START
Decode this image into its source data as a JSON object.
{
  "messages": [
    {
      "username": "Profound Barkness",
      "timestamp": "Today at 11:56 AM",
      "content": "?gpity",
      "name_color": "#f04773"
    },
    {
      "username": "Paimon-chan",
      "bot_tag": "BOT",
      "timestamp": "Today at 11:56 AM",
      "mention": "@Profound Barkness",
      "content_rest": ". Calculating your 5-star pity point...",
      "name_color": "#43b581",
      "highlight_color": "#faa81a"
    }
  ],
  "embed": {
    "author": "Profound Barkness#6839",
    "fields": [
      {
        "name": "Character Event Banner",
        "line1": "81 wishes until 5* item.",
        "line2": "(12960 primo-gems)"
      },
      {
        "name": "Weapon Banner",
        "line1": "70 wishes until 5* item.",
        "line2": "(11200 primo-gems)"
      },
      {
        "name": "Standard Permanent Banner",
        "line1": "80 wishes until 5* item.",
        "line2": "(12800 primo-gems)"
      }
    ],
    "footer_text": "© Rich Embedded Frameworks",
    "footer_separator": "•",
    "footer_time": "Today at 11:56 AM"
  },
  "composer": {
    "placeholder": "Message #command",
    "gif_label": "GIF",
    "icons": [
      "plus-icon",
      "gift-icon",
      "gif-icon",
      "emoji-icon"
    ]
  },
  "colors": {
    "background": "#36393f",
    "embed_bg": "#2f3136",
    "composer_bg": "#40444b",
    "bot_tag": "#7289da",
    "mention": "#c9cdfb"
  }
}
END
What is required
Please give back all of the records exactly as written.

Result of the task
Decode this image into its source data as a JSON object.
{
  "messages": [
    {
      "username": "Profound Barkness",
      "timestamp": "Today at 11:56 AM",
      "content": "?gpity",
      "name_color": "#f04773"
    },
    {
      "username": "Paimon-chan",
      "bot_tag": "BOT",
      "timestamp": "Today at 11:56 AM",
      "mention": "@Profound Barkness",
      "content_rest": ". Calculating your 5-star pity point...",
      "name_color": "#43b581",
      "highlight_color": "#faa81a"
    }
  ],
  "embed": {
    "author": "Profound Barkness#6839",
    "fields": [
      {
        "name": "Character Event Banner",
        "line1": "81 wishes until 5* item.",
        "line2": "(12960 primo-gems)"
      },
      {
        "name": "Weapon Banner",
        "line1": "70 wishes until 5* item.",
        "line2": "(11200 primo-gems)"
      },
      {
        "name": "Standard Permanent Banner",
        "line1": "80 wishes until 5* item.",
        "line2": "(12800 primo-gems)"
      }
    ],
    "footer_text": "© Rich Embedded Frameworks",
    "footer_separator": "•",
    "footer_time": "Today at 11:56 AM"
  },
  "composer": {
    "placeholder": "Message #command",
    "gif_label": "GIF",
    "icons": [
      "plus-icon",
      "gift-icon",
      "gif-icon",
      "emoji-icon"
    ]
  },
  "colors": {
    "background": "#36393f",
    "embed_bg": "#2f3136",
    "composer_bg": "#40444b",
    "bot_tag": "#7289da",
    "mention": "#c9cdfb"
  }
}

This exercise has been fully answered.